** start of Recorded information **
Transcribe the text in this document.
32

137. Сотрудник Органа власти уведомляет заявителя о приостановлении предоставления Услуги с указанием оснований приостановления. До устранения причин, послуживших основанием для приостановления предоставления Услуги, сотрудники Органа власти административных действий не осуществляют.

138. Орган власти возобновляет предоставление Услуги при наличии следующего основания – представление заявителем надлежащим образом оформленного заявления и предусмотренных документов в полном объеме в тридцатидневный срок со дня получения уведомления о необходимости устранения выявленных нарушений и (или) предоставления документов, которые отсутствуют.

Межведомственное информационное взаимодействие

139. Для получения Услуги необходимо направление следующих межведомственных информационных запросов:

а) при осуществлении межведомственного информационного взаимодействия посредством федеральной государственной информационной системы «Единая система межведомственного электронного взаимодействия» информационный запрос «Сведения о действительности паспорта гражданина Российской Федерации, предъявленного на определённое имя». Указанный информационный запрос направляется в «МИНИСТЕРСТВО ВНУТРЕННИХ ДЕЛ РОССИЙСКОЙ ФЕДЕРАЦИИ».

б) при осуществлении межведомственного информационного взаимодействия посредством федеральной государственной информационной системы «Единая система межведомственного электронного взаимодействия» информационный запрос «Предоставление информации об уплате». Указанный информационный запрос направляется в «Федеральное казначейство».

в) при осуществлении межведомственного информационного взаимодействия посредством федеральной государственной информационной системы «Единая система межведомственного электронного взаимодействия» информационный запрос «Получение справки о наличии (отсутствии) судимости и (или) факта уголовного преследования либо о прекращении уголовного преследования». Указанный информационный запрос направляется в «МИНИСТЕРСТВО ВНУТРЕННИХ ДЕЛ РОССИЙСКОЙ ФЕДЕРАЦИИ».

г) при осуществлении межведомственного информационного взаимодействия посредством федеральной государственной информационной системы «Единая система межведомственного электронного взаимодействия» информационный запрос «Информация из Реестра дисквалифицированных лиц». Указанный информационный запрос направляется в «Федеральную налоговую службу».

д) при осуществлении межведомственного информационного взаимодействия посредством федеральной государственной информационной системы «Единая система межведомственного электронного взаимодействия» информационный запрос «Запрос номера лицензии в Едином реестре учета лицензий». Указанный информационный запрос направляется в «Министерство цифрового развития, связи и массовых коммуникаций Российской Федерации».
** end of Recorded information **
#### [Task details]
Track down every line with the word "получения" and copy it.

#### [Answer in full]
138. Орган власти возобновляет предоставление Услуги при наличии следующего основания – представление заявителем надлежащим образом оформленного заявления и предусмотренных документов в полном объеме в тридцатидневный срок со дня получения уведомления о необходимости устранения выявленных нарушений и (или) предоставления документов, которые отсутствуют.
139. Для получения Услуги необходимо направление следующих межведомственных информационных запросов:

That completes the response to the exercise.